Your task is to copy every record exactly.

[Entries taken from a collection]
________________________

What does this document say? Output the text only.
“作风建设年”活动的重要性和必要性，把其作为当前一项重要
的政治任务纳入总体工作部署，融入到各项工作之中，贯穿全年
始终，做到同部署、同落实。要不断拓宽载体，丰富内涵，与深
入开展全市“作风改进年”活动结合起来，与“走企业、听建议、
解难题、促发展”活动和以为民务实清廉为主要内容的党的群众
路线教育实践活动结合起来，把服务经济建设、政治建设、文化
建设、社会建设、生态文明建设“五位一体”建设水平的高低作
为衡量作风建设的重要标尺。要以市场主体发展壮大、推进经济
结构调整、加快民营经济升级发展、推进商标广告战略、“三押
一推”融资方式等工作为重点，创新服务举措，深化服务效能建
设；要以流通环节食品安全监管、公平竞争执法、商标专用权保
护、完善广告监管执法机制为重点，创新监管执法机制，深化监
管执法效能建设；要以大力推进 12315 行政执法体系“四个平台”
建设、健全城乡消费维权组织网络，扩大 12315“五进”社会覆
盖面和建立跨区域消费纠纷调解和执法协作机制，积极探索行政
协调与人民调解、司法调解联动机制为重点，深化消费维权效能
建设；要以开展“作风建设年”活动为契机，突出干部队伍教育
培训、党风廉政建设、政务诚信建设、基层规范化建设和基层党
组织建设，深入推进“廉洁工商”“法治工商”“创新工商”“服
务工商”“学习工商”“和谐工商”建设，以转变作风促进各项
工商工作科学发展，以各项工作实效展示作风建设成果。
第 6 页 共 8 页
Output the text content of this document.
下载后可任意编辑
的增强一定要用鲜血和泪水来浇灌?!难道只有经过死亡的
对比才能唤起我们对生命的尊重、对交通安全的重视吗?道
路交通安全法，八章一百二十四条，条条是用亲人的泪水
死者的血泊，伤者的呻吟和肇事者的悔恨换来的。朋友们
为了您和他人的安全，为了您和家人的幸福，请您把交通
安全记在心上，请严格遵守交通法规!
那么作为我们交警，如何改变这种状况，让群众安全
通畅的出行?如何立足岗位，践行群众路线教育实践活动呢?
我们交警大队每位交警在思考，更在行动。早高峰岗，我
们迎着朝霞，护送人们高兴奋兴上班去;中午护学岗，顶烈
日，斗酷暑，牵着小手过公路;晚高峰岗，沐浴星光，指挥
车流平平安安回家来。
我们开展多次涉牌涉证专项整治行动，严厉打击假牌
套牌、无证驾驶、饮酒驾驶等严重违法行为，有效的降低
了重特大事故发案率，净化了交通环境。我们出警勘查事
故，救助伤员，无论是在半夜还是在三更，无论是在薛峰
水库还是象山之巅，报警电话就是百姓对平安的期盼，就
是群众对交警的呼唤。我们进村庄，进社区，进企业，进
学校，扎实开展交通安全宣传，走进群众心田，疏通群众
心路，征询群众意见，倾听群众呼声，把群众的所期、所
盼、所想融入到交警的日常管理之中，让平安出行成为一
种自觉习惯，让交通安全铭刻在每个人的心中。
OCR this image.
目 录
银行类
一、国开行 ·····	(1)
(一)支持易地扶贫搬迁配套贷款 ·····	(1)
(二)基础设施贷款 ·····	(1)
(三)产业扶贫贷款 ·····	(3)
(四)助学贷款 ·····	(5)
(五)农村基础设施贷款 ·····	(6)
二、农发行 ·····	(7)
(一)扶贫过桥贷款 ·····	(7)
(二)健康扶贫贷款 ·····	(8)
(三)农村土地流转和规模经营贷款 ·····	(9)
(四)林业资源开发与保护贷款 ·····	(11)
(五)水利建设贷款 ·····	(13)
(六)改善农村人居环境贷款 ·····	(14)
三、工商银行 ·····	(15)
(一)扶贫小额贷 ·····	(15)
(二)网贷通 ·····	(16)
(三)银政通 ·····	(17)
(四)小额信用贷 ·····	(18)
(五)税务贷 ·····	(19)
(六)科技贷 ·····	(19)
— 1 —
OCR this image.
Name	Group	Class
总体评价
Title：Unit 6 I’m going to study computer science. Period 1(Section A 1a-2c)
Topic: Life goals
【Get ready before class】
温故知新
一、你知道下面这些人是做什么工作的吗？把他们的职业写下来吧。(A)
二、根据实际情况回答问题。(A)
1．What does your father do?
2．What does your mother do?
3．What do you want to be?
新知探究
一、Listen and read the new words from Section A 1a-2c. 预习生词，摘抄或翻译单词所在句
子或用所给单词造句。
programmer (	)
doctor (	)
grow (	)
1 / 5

________________________

- Output of the task
What does this document say? Output the text only.
“作风建设年”活动的重要性和必要性，把其作为当前一项重要
的政治任务纳入总体工作部署，融入到各项工作之中，贯穿全年
始终，做到同部署、同落实。要不断拓宽载体，丰富内涵，与深
入开展全市“作风改进年”活动结合起来，与“走企业、听建议、
解难题、促发展”活动和以为民务实清廉为主要内容的党的群众
路线教育实践活动结合起来，把服务经济建设、政治建设、文化
建设、社会建设、生态文明建设“五位一体”建设水平的高低作
为衡量作风建设的重要标尺。要以市场主体发展壮大、推进经济
结构调整、加快民营经济升级发展、推进商标广告战略、“三押
一推”融资方式等工作为重点，创新服务举措，深化服务效能建
设；要以流通环节食品安全监管、公平竞争执法、商标专用权保
护、完善广告监管执法机制为重点，创新监管执法机制，深化监
管执法效能建设；要以大力推进 12315 行政执法体系“四个平台”
建设、健全城乡消费维权组织网络，扩大 12315“五进”社会覆
盖面和建立跨区域消费纠纷调解和执法协作机制，积极探索行政
协调与人民调解、司法调解联动机制为重点，深化消费维权效能
建设；要以开展“作风建设年”活动为契机，突出干部队伍教育
培训、党风廉政建设、政务诚信建设、基层规范化建设和基层党
组织建设，深入推进“廉洁工商”“法治工商”“创新工商”“服
务工商”“学习工商”“和谐工商”建设，以转变作风促进各项
工商工作科学发展，以各项工作实效展示作风建设成果。
第 6 页 共 8 页
Output the text content of this document.
下载后可任意编辑
的增强一定要用鲜血和泪水来浇灌?!难道只有经过死亡的
对比才能唤起我们对生命的尊重、对交通安全的重视吗?道
路交通安全法，八章一百二十四条，条条是用亲人的泪水
死者的血泊，伤者的呻吟和肇事者的悔恨换来的。朋友们
为了您和他人的安全，为了您和家人的幸福，请您把交通
安全记在心上，请严格遵守交通法规!
那么作为我们交警，如何改变这种状况，让群众安全
通畅的出行?如何立足岗位，践行群众路线教育实践活动呢?
我们交警大队每位交警在思考，更在行动。早高峰岗，我
们迎着朝霞，护送人们高兴奋兴上班去;中午护学岗，顶烈
日，斗酷暑，牵着小手过公路;晚高峰岗，沐浴星光，指挥
车流平平安安回家来。
我们开展多次涉牌涉证专项整治行动，严厉打击假牌
套牌、无证驾驶、饮酒驾驶等严重违法行为，有效的降低
了重特大事故发案率，净化了交通环境。我们出警勘查事
故，救助伤员，无论是在半夜还是在三更，无论是在薛峰
水库还是象山之巅，报警电话就是百姓对平安的期盼，就
是群众对交警的呼唤。我们进村庄，进社区，进企业，进
学校，扎实开展交通安全宣传，走进群众心田，疏通群众
心路，征询群众意见，倾听群众呼声，把群众的所期、所
盼、所想融入到交警的日常管理之中，让平安出行成为一
种自觉习惯，让交通安全铭刻在每个人的心中。
OCR this image.
目 录
银行类
一、国开行 ·····	(1)
(一)支持易地扶贫搬迁配套贷款 ·····	(1)
(二)基础设施贷款 ·····	(1)
(三)产业扶贫贷款 ·····	(3)
(四)助学贷款 ·····	(5)
(五)农村基础设施贷款 ·····	(6)
二、农发行 ·····	(7)
(一)扶贫过桥贷款 ·····	(7)
(二)健康扶贫贷款 ·····	(8)
(三)农村土地流转和规模经营贷款 ·····	(9)
(四)林业资源开发与保护贷款 ·····	(11)
(五)水利建设贷款 ·····	(13)
(六)改善农村人居环境贷款 ·····	(14)
三、工商银行 ·····	(15)
(一)扶贫小额贷 ·····	(15)
(二)网贷通 ·····	(16)
(三)银政通 ·····	(17)
(四)小额信用贷 ·····	(18)
(五)税务贷 ·····	(19)
(六)科技贷 ·····	(19)
— 1 —
OCR this image.
Name	Group	Class
总体评价
Title：Unit 6 I’m going to study computer science. Period 1(Section A 1a-2c)
Topic: Life goals
【Get ready before class】
温故知新
一、你知道下面这些人是做什么工作的吗？把他们的职业写下来吧。(A)
二、根据实际情况回答问题。(A)
1．What does your father do?
2．What does your mother do?
3．What do you want to be?
新知探究
一、Listen and read the new words from Section A 1a-2c. 预习生词，摘抄或翻译单词所在句
子或用所给单词造句。
programmer (	)
doctor (	)
grow (	)
1 / 5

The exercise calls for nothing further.